> _Stated problem_
Retype the complete listing exactly as it appears.

> _Dataset_
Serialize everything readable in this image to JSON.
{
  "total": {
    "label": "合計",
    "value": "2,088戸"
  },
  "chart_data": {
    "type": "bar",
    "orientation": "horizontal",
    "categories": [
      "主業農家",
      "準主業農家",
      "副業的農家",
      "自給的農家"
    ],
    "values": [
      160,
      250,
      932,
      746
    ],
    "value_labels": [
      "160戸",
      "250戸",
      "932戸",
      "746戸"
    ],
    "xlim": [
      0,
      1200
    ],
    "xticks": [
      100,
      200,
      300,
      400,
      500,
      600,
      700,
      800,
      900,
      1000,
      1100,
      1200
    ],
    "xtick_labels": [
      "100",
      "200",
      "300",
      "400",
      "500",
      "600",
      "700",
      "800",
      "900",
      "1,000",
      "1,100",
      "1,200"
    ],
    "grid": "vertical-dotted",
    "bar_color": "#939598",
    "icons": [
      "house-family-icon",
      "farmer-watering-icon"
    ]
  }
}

> _Final result_
Serialize everything readable in this image to JSON.
{
  "total": {
    "label": "合計",
    "value": "2,088戸"
  },
  "chart_data": {
    "type": "bar",
    "orientation": "horizontal",
    "categories": [
      "主業農家",
      "準主業農家",
      "副業的農家",
      "自給的農家"
    ],
    "values": [
      160,
      250,
      932,
      746
    ],
    "value_labels": [
      "160戸",
      "250戸",
      "932戸",
      "746戸"
    ],
    "xlim": [
      0,
      1200
    ],
    "xticks": [
      100,
      200,
      300,
      400,
      500,
      600,
      700,
      800,
      900,
      1000,
      1100,
      1200
    ],
    "xtick_labels": [
      "100",
      "200",
      "300",
      "400",
      "500",
      "600",
      "700",
      "800",
      "900",
      "1,000",
      "1,100",
      "1,200"
    ],
    "grid": "vertical-dotted",
    "bar_color": "#939598",
    "icons": [
      "house-family-icon",
      "farmer-watering-icon"
    ]
  }
}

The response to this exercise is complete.